Your goal →
From the entries below, copy every line holding the word "essential".

(Material to process Opens)

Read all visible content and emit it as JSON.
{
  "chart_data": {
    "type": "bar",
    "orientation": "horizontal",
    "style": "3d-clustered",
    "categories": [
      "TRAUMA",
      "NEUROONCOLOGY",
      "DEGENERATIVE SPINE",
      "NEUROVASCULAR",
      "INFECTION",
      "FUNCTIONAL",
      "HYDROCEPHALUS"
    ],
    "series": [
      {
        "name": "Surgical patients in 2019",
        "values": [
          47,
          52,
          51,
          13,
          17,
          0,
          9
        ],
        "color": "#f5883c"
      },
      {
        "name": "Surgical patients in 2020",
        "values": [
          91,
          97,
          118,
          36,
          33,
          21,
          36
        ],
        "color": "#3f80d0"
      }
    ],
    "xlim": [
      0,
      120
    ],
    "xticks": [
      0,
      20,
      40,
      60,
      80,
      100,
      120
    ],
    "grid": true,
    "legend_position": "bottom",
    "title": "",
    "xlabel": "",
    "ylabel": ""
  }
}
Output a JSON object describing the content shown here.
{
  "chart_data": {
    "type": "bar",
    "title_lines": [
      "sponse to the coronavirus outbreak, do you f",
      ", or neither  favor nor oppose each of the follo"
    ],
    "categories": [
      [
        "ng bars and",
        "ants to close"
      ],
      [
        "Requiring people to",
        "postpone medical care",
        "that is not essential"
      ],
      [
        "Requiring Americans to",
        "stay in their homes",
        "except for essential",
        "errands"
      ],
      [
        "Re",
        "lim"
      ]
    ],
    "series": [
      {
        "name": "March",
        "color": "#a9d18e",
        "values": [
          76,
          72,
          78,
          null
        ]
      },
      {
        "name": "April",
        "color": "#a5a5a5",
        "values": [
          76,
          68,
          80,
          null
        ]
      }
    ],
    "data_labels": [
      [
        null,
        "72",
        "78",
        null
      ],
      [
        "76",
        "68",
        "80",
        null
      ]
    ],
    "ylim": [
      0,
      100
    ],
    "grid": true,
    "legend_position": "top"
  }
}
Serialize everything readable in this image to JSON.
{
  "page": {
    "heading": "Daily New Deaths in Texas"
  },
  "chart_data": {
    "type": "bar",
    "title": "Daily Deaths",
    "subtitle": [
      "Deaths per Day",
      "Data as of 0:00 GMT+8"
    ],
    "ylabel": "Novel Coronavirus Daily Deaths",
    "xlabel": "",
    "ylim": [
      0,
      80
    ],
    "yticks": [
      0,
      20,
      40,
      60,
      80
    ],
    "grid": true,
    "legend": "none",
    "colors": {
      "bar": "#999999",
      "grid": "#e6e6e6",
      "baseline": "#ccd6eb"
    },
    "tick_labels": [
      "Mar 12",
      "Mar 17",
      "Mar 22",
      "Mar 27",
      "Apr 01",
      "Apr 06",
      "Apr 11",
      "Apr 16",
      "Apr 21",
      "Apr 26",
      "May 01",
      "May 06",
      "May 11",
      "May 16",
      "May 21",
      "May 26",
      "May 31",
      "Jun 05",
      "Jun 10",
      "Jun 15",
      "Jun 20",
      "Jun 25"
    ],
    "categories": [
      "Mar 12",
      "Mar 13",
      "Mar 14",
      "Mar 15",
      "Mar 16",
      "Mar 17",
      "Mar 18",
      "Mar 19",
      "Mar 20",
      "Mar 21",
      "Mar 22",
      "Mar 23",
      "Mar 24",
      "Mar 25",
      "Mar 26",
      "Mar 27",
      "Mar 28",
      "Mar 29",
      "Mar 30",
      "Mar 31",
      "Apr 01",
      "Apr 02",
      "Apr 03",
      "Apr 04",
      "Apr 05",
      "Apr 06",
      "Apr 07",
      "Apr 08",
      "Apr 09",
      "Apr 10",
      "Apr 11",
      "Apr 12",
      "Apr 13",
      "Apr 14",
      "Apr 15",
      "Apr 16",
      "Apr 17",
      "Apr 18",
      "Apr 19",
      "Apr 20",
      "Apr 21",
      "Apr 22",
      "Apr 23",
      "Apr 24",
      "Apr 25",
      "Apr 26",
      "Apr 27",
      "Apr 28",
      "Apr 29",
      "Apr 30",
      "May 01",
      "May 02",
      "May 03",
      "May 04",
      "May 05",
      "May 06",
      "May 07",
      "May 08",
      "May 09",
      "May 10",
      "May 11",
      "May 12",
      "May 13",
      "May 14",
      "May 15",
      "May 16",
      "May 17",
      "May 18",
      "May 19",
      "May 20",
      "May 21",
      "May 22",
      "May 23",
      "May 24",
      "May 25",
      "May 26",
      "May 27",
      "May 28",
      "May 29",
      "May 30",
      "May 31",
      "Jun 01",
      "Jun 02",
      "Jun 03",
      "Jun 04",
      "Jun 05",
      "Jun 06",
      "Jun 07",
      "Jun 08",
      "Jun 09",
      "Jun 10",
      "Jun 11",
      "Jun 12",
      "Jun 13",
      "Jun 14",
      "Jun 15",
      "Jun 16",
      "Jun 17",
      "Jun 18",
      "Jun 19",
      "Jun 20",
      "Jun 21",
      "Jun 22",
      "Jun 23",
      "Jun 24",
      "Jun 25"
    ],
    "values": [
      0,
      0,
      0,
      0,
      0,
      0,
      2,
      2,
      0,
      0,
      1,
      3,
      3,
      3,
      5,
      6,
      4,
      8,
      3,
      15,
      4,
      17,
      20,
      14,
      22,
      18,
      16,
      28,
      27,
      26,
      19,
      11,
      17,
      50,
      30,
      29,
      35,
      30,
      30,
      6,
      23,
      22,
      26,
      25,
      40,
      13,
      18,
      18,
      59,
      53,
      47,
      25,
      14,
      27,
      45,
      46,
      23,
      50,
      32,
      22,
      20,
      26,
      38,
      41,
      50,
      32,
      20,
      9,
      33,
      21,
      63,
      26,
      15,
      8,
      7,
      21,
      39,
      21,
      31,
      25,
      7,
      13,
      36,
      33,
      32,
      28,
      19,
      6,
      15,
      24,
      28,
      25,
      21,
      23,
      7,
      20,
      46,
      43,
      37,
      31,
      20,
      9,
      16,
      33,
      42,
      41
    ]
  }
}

(Material to process Closes)

Response to the task →
        "that is not essential"
        "except for essential",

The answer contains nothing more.